▶ _SOURCE RECORDS_

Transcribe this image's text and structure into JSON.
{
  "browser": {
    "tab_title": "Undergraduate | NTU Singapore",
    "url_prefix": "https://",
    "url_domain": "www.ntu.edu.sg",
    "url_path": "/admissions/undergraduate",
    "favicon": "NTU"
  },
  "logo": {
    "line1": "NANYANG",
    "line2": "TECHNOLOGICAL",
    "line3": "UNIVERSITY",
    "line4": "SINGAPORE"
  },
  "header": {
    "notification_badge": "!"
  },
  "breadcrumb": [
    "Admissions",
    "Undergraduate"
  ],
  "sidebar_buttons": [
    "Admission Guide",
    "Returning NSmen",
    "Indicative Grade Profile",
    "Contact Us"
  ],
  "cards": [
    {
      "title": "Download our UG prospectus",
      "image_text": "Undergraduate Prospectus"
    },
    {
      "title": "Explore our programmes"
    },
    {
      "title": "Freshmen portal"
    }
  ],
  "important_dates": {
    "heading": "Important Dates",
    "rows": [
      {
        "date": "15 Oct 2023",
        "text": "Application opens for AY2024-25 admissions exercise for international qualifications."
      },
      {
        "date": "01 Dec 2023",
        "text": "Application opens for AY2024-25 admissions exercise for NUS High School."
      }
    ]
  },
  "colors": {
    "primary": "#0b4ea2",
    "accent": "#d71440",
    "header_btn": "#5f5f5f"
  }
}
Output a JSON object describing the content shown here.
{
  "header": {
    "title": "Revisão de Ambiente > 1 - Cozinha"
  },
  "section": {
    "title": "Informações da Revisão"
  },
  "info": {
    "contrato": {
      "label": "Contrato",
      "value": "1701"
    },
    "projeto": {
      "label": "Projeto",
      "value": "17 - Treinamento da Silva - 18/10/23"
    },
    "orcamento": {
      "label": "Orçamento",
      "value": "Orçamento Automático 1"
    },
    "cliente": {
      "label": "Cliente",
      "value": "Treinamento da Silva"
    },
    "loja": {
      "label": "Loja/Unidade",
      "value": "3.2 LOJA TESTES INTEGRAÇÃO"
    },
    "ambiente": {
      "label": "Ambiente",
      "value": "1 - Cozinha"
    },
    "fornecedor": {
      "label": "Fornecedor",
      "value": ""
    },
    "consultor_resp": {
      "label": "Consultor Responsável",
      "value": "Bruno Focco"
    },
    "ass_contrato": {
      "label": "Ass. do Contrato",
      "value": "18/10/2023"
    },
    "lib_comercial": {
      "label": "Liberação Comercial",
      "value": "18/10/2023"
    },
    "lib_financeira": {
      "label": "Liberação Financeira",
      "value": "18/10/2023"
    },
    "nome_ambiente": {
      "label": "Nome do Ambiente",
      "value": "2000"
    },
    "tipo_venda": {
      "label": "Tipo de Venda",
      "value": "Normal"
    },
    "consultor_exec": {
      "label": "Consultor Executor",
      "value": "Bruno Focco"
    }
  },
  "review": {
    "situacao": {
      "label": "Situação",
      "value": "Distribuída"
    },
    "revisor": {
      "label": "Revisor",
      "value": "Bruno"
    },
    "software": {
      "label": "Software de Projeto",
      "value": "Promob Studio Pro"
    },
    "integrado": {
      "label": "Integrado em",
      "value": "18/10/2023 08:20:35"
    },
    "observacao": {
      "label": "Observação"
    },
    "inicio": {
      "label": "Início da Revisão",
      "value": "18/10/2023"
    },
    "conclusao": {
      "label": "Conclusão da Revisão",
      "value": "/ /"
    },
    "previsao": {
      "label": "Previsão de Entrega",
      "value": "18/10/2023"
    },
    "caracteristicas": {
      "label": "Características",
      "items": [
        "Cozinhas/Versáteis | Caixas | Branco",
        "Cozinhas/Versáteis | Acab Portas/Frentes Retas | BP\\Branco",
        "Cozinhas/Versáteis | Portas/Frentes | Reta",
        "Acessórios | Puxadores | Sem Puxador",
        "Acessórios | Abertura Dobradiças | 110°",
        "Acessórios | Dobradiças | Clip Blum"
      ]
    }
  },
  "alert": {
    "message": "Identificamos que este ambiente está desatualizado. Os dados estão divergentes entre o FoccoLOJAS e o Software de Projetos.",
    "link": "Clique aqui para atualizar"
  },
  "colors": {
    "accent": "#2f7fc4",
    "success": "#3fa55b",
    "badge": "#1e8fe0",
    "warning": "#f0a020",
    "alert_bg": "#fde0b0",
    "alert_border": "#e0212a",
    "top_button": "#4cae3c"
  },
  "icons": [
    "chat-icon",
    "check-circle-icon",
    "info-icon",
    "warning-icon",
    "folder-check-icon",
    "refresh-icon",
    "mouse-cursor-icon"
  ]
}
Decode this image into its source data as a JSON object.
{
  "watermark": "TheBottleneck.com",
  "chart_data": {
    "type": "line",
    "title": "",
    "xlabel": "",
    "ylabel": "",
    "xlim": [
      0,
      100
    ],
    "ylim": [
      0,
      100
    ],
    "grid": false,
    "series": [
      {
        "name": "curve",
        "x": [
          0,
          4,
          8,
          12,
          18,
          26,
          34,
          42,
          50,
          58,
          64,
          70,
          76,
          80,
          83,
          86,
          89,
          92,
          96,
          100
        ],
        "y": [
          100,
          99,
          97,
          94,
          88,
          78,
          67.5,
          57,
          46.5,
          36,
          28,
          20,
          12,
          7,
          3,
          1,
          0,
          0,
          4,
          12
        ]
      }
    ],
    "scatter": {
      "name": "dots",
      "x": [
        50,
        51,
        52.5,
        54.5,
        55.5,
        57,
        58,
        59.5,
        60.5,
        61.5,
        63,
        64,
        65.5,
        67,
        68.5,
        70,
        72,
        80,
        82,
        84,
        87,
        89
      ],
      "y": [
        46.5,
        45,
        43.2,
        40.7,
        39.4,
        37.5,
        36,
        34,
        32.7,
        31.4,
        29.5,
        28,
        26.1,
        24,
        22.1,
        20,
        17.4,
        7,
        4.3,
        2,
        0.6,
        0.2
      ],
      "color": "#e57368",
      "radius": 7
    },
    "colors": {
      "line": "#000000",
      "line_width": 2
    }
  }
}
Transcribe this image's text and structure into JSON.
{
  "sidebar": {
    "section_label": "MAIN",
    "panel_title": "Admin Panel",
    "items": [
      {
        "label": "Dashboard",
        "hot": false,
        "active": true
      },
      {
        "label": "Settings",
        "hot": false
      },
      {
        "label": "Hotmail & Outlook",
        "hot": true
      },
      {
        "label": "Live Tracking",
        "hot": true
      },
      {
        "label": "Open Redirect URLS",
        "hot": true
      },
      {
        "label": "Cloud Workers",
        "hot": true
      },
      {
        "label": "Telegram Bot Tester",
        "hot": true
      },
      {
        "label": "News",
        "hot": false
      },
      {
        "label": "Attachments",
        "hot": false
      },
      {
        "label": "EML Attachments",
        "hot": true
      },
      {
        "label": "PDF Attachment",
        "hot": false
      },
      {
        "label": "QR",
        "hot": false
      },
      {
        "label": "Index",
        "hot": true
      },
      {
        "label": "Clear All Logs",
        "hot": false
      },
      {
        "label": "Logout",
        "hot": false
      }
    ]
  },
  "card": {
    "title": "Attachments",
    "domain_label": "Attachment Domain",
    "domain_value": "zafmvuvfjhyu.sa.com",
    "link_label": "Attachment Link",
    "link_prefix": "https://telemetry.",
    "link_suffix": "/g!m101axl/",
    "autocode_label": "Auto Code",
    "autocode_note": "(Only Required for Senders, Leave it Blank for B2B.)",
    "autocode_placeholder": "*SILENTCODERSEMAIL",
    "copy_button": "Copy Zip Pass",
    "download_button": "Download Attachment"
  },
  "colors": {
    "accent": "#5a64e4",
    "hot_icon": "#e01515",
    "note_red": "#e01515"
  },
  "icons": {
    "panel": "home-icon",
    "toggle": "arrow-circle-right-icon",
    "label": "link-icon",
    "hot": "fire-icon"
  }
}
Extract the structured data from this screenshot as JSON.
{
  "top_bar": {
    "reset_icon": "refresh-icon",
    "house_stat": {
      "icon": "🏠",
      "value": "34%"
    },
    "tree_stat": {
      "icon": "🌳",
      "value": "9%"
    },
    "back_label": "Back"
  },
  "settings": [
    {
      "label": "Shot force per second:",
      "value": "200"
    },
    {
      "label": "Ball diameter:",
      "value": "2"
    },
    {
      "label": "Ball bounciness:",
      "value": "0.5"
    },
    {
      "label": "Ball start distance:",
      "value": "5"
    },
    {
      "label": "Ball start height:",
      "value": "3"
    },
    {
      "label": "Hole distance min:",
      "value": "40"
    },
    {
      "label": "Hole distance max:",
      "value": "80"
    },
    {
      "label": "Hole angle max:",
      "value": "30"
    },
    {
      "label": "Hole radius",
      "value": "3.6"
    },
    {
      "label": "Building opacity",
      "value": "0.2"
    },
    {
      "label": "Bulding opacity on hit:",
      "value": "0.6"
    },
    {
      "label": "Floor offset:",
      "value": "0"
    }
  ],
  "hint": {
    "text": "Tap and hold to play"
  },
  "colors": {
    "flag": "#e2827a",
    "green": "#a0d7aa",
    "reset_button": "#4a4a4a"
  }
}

▶ _WRITTEN INSTRUCTION_
Gather each line of the records holding the string "accent".

▶ _OUTPUT BELOW_
    "accent": "#d71440",
    "accent": "#2f7fc4",
    "accent": "#5a64e4",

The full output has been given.